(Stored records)
▽
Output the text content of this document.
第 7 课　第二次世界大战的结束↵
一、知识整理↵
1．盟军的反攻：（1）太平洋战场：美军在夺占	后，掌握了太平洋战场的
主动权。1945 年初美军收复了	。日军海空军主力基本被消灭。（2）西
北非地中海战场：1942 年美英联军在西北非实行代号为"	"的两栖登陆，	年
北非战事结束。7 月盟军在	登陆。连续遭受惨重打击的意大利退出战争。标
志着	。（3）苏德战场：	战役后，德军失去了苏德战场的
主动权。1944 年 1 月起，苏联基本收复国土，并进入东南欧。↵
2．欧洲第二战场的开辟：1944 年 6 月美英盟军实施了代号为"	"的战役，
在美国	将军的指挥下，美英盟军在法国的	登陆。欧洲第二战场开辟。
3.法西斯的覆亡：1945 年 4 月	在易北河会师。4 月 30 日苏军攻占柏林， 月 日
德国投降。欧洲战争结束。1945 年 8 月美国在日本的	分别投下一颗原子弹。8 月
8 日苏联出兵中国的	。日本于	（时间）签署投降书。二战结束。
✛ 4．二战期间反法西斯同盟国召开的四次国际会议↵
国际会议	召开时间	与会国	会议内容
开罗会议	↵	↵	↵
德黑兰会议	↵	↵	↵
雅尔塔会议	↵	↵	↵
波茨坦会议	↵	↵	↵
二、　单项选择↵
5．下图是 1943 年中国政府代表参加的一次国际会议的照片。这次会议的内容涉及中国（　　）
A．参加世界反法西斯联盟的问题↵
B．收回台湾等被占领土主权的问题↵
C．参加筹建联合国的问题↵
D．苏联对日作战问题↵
△
§ Set exercise:
Without changing a word, restate the whole listing.

§ Final result:
Output the text content of this document.
第 7 课　第二次世界大战的结束↵
一、知识整理↵
1．盟军的反攻：（1）太平洋战场：美军在夺占	后，掌握了太平洋战场的
主动权。1945 年初美军收复了	。日军海空军主力基本被消灭。（2）西
北非地中海战场：1942 年美英联军在西北非实行代号为"	"的两栖登陆，	年
北非战事结束。7 月盟军在	登陆。连续遭受惨重打击的意大利退出战争。标
志着	。（3）苏德战场：	战役后，德军失去了苏德战场的
主动权。1944 年 1 月起，苏联基本收复国土，并进入东南欧。↵
2．欧洲第二战场的开辟：1944 年 6 月美英盟军实施了代号为"	"的战役，
在美国	将军的指挥下，美英盟军在法国的	登陆。欧洲第二战场开辟。
3.法西斯的覆亡：1945 年 4 月	在易北河会师。4 月 30 日苏军攻占柏林， 月 日
德国投降。欧洲战争结束。1945 年 8 月美国在日本的	分别投下一颗原子弹。8 月
8 日苏联出兵中国的	。日本于	（时间）签署投降书。二战结束。
✛ 4．二战期间反法西斯同盟国召开的四次国际会议↵
国际会议	召开时间	与会国	会议内容
开罗会议	↵	↵	↵
德黑兰会议	↵	↵	↵
雅尔塔会议	↵	↵	↵
波茨坦会议	↵	↵	↵
二、　单项选择↵
5．下图是 1943 年中国政府代表参加的一次国际会议的照片。这次会议的内容涉及中国（　　）
A．参加世界反法西斯联盟的问题↵
B．收回台湾等被占领土主权的问题↵
C．参加筹建联合国的问题↵
D．苏联对日作战问题↵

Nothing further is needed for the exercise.